Dataset entries for page text:
=== Section Start ===
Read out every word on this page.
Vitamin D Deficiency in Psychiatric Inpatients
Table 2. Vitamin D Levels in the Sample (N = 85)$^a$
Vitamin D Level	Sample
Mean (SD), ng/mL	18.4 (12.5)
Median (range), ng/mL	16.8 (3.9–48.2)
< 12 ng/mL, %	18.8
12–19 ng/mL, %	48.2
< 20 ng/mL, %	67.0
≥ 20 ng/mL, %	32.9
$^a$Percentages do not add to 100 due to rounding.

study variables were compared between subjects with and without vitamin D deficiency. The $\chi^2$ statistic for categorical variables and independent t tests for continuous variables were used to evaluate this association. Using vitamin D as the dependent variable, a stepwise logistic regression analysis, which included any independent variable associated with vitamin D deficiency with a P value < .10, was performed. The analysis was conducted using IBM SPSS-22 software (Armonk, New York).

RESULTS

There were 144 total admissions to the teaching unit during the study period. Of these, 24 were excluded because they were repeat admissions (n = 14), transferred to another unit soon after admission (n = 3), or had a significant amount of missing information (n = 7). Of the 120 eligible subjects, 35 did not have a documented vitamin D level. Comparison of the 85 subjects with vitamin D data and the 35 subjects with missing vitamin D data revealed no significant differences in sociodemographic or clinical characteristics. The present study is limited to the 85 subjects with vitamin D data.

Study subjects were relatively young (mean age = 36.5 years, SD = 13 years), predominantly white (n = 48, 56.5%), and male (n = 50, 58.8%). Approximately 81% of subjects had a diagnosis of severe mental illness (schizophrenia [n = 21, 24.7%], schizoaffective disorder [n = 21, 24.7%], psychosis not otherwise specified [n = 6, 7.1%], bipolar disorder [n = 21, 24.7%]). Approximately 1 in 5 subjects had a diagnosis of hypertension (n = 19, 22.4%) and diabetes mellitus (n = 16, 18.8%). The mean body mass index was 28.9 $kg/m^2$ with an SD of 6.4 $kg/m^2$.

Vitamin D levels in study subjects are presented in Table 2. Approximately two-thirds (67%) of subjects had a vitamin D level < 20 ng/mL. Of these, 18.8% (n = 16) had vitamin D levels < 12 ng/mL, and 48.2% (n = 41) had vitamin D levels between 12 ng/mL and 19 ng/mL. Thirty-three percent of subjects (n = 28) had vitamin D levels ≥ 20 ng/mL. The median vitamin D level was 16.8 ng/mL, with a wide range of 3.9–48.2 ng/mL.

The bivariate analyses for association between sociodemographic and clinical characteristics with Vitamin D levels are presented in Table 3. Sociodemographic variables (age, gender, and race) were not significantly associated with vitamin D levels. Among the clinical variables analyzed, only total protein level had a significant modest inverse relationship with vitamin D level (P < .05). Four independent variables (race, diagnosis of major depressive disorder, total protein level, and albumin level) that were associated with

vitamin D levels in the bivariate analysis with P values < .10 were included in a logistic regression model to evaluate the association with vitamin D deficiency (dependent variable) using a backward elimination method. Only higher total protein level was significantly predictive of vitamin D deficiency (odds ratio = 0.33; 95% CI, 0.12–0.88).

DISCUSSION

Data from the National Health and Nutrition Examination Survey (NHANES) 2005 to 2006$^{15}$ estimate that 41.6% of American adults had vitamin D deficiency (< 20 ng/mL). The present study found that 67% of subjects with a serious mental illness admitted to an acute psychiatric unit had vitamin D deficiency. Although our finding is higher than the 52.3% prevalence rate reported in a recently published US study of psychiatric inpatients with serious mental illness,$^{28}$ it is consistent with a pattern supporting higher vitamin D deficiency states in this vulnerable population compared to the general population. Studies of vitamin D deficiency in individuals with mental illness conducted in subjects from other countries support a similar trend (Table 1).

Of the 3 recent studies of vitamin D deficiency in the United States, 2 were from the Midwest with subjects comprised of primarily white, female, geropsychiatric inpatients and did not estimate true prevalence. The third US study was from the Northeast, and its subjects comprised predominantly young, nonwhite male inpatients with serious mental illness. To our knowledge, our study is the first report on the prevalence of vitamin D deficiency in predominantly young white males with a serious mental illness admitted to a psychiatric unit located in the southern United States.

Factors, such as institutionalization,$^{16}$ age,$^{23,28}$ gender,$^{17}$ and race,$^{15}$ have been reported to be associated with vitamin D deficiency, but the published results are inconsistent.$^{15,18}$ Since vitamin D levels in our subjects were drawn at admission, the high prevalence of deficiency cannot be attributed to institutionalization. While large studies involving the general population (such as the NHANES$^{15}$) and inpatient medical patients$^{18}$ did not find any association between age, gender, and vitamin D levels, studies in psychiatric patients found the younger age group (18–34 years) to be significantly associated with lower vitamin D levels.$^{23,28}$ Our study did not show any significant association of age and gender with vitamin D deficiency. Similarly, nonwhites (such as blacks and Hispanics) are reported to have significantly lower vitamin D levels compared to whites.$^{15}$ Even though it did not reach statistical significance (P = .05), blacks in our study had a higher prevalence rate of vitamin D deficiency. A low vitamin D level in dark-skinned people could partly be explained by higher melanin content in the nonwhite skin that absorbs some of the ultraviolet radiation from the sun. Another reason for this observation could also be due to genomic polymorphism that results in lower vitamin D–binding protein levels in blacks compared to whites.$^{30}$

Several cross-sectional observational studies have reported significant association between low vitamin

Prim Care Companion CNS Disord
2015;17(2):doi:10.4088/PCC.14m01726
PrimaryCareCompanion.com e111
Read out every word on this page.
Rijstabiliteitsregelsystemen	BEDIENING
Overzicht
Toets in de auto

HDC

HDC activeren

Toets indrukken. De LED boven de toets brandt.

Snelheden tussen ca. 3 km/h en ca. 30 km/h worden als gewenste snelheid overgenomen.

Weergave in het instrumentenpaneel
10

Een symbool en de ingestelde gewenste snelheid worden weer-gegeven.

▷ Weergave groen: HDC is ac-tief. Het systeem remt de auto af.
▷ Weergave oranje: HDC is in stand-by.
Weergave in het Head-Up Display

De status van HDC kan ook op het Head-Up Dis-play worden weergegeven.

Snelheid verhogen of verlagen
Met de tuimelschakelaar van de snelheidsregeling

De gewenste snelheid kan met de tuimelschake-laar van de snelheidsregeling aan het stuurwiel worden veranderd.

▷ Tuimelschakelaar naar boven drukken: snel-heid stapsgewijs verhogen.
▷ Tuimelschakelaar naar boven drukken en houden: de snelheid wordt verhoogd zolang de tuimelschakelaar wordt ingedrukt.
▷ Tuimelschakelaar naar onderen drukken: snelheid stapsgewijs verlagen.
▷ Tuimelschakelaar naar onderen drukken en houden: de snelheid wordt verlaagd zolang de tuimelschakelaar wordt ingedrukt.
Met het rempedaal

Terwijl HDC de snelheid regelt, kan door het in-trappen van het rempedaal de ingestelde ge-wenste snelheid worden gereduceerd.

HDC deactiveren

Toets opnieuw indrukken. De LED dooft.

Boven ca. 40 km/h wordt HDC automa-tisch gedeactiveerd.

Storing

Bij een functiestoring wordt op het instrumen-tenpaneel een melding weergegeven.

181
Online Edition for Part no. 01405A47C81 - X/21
=== Section End ===
TASK REQUIREMENTS:
Restate each record above word for word.

RESPONSE TO THE TASK:
Read out every word on this page.
Vitamin D Deficiency in Psychiatric Inpatients
Table 2. Vitamin D Levels in the Sample (N = 85)$^a$
Vitamin D Level	Sample
Mean (SD), ng/mL	18.4 (12.5)
Median (range), ng/mL	16.8 (3.9–48.2)
< 12 ng/mL, %	18.8
12–19 ng/mL, %	48.2
< 20 ng/mL, %	67.0
≥ 20 ng/mL, %	32.9
$^a$Percentages do not add to 100 due to rounding.

study variables were compared between subjects with and without vitamin D deficiency. The $\chi^2$ statistic for categorical variables and independent t tests for continuous variables were used to evaluate this association. Using vitamin D as the dependent variable, a stepwise logistic regression analysis, which included any independent variable associated with vitamin D deficiency with a P value < .10, was performed. The analysis was conducted using IBM SPSS-22 software (Armonk, New York).

RESULTS

There were 144 total admissions to the teaching unit during the study period. Of these, 24 were excluded because they were repeat admissions (n = 14), transferred to another unit soon after admission (n = 3), or had a significant amount of missing information (n = 7). Of the 120 eligible subjects, 35 did not have a documented vitamin D level. Comparison of the 85 subjects with vitamin D data and the 35 subjects with missing vitamin D data revealed no significant differences in sociodemographic or clinical characteristics. The present study is limited to the 85 subjects with vitamin D data.

Study subjects were relatively young (mean age = 36.5 years, SD = 13 years), predominantly white (n = 48, 56.5%), and male (n = 50, 58.8%). Approximately 81% of subjects had a diagnosis of severe mental illness (schizophrenia [n = 21, 24.7%], schizoaffective disorder [n = 21, 24.7%], psychosis not otherwise specified [n = 6, 7.1%], bipolar disorder [n = 21, 24.7%]). Approximately 1 in 5 subjects had a diagnosis of hypertension (n = 19, 22.4%) and diabetes mellitus (n = 16, 18.8%). The mean body mass index was 28.9 $kg/m^2$ with an SD of 6.4 $kg/m^2$.

Vitamin D levels in study subjects are presented in Table 2. Approximately two-thirds (67%) of subjects had a vitamin D level < 20 ng/mL. Of these, 18.8% (n = 16) had vitamin D levels < 12 ng/mL, and 48.2% (n = 41) had vitamin D levels between 12 ng/mL and 19 ng/mL. Thirty-three percent of subjects (n = 28) had vitamin D levels ≥ 20 ng/mL. The median vitamin D level was 16.8 ng/mL, with a wide range of 3.9–48.2 ng/mL.

The bivariate analyses for association between sociodemographic and clinical characteristics with Vitamin D levels are presented in Table 3. Sociodemographic variables (age, gender, and race) were not significantly associated with vitamin D levels. Among the clinical variables analyzed, only total protein level had a significant modest inverse relationship with vitamin D level (P < .05). Four independent variables (race, diagnosis of major depressive disorder, total protein level, and albumin level) that were associated with

vitamin D levels in the bivariate analysis with P values < .10 were included in a logistic regression model to evaluate the association with vitamin D deficiency (dependent variable) using a backward elimination method. Only higher total protein level was significantly predictive of vitamin D deficiency (odds ratio = 0.33; 95% CI, 0.12–0.88).

DISCUSSION

Data from the National Health and Nutrition Examination Survey (NHANES) 2005 to 2006$^{15}$ estimate that 41.6% of American adults had vitamin D deficiency (< 20 ng/mL). The present study found that 67% of subjects with a serious mental illness admitted to an acute psychiatric unit had vitamin D deficiency. Although our finding is higher than the 52.3% prevalence rate reported in a recently published US study of psychiatric inpatients with serious mental illness,$^{28}$ it is consistent with a pattern supporting higher vitamin D deficiency states in this vulnerable population compared to the general population. Studies of vitamin D deficiency in individuals with mental illness conducted in subjects from other countries support a similar trend (Table 1).

Of the 3 recent studies of vitamin D deficiency in the United States, 2 were from the Midwest with subjects comprised of primarily white, female, geropsychiatric inpatients and did not estimate true prevalence. The third US study was from the Northeast, and its subjects comprised predominantly young, nonwhite male inpatients with serious mental illness. To our knowledge, our study is the first report on the prevalence of vitamin D deficiency in predominantly young white males with a serious mental illness admitted to a psychiatric unit located in the southern United States.

Factors, such as institutionalization,$^{16}$ age,$^{23,28}$ gender,$^{17}$ and race,$^{15}$ have been reported to be associated with vitamin D deficiency, but the published results are inconsistent.$^{15,18}$ Since vitamin D levels in our subjects were drawn at admission, the high prevalence of deficiency cannot be attributed to institutionalization. While large studies involving the general population (such as the NHANES$^{15}$) and inpatient medical patients$^{18}$ did not find any association between age, gender, and vitamin D levels, studies in psychiatric patients found the younger age group (18–34 years) to be significantly associated with lower vitamin D levels.$^{23,28}$ Our study did not show any significant association of age and gender with vitamin D deficiency. Similarly, nonwhites (such as blacks and Hispanics) are reported to have significantly lower vitamin D levels compared to whites.$^{15}$ Even though it did not reach statistical significance (P = .05), blacks in our study had a higher prevalence rate of vitamin D deficiency. A low vitamin D level in dark-skinned people could partly be explained by higher melanin content in the nonwhite skin that absorbs some of the ultraviolet radiation from the sun. Another reason for this observation could also be due to genomic polymorphism that results in lower vitamin D–binding protein levels in blacks compared to whites.$^{30}$

Several cross-sectional observational studies have reported significant association between low vitamin

Prim Care Companion CNS Disord
2015;17(2):doi:10.4088/PCC.14m01726
PrimaryCareCompanion.com e111
Read out every word on this page.
Rijstabiliteitsregelsystemen	BEDIENING
Overzicht
Toets in de auto

HDC

HDC activeren

Toets indrukken. De LED boven de toets brandt.

Snelheden tussen ca. 3 km/h en ca. 30 km/h worden als gewenste snelheid overgenomen.

Weergave in het instrumentenpaneel
10

Een symbool en de ingestelde gewenste snelheid worden weer-gegeven.

▷ Weergave groen: HDC is ac-tief. Het systeem remt de auto af.
▷ Weergave oranje: HDC is in stand-by.
Weergave in het Head-Up Display

De status van HDC kan ook op het Head-Up Dis-play worden weergegeven.

Snelheid verhogen of verlagen
Met de tuimelschakelaar van de snelheidsregeling

De gewenste snelheid kan met de tuimelschake-laar van de snelheidsregeling aan het stuurwiel worden veranderd.

▷ Tuimelschakelaar naar boven drukken: snel-heid stapsgewijs verhogen.
▷ Tuimelschakelaar naar boven drukken en houden: de snelheid wordt verhoogd zolang de tuimelschakelaar wordt ingedrukt.
▷ Tuimelschakelaar naar onderen drukken: snelheid stapsgewijs verlagen.
▷ Tuimelschakelaar naar onderen drukken en houden: de snelheid wordt verlaagd zolang de tuimelschakelaar wordt ingedrukt.
Met het rempedaal

Terwijl HDC de snelheid regelt, kan door het in-trappen van het rempedaal de ingestelde ge-wenste snelheid worden gereduceerd.

HDC deactiveren

Toets opnieuw indrukken. De LED dooft.

Boven ca. 40 km/h wordt HDC automa-tisch gedeactiveerd.

Storing

Bij een functiestoring wordt op het instrumen-tenpaneel een melding weergegeven.

181
Online Edition for Part no. 01405A47C81 - X/21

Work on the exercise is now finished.